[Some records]

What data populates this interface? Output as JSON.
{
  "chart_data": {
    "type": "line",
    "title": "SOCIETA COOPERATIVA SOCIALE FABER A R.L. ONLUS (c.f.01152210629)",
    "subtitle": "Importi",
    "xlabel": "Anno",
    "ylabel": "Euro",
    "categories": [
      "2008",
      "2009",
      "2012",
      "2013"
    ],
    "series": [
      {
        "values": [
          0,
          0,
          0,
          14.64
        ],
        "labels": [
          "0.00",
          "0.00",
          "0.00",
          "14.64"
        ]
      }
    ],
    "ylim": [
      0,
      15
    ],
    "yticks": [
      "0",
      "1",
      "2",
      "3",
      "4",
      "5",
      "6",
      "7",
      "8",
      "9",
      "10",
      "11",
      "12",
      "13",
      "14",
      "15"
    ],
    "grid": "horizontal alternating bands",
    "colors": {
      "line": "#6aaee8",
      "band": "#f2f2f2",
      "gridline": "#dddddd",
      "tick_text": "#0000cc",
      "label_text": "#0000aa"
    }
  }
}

WHAT IS EXPECTED:
Copy the data above in full, character for character.

TASK SOLUTION:
What data populates this interface? Output as JSON.
{
  "chart_data": {
    "type": "line",
    "title": "SOCIETA COOPERATIVA SOCIALE FABER A R.L. ONLUS (c.f.01152210629)",
    "subtitle": "Importi",
    "xlabel": "Anno",
    "ylabel": "Euro",
    "categories": [
      "2008",
      "2009",
      "2012",
      "2013"
    ],
    "series": [
      {
        "values": [
          0,
          0,
          0,
          14.64
        ],
        "labels": [
          "0.00",
          "0.00",
          "0.00",
          "14.64"
        ]
      }
    ],
    "ylim": [
      0,
      15
    ],
    "yticks": [
      "0",
      "1",
      "2",
      "3",
      "4",
      "5",
      "6",
      "7",
      "8",
      "9",
      "10",
      "11",
      "12",
      "13",
      "14",
      "15"
    ],
    "grid": "horizontal alternating bands",
    "colors": {
      "line": "#6aaee8",
      "band": "#f2f2f2",
      "gridline": "#dddddd",
      "tick_text": "#0000cc",
      "label_text": "#0000aa"
    }
  }
}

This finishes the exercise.